_Text block:_
=-=-=

Attorneys in the sanity trial of a man convicted of attempting to murder two people at a San Francisco bakery in 2007 were left baffled today when the jury unanimously found the man sane, but then two jurors subsequently reversed their decisions.
The San Francisco Superior Court jury announced at about 3:30 p.m. that they had come to a unanimous verdict that Scott Thomas, 29, was legally sane when he stabbed 15-year-old Loren Schaller and a 60-year-old man who came to her aid inside Creighton’s Bakery on May 19, 2007.
But when defense attorney Stephen Rosen asked that the jury be individually polled as to whether their decisions were accurate, two jurors responded, “No.”
The court clerk had questioned seven of the 12 jurors at that point, when Rosen interrupted, telling the judge “There is an issue.”
Judge Suzanne Bolanos immediately ordered the jurors back into the deliberating room, as an amazed audience, including Schaller, her family and other attorneys, looked on.
“Obviously, we’re all puzzled,” prosecutor Scot Clark told Schaller’s family after returning from the judge’s chamber.
“Unbelievable,” Schaller’s mother gasped. “It’s like a nightmare that never ends.”
Clark and Rosen, both veteran attorneys, said they had never seen anything like this.
The same jury found Thomas guilty on March 2 of two counts of attempted murder and one count of aggravated mayhem. They have deliberated for seven days so far in the sanity phase of the trial and will continue Tuesday morning.

=-=-=

_Source data:_
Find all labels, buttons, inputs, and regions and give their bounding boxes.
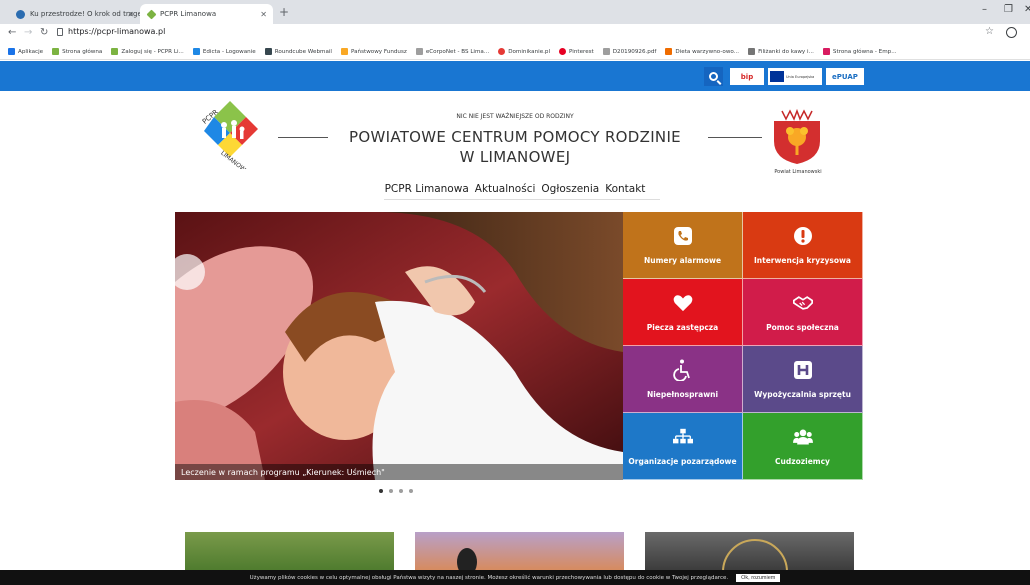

=-=-=

_Problem statement:_
Answer these questions from the article on the bakery sanity trial:
1. How old was Loren Schaller when she was stabbed?
2. How many jurors had the court clerk questioned when Rosen interrupted?
3. On what date did the jury find Thomas guilty of attempted murder and aggravated mayhem?

_Written answer:_
1. She was 15 years old.
2. Seven of the 12 jurors.
3. March 2.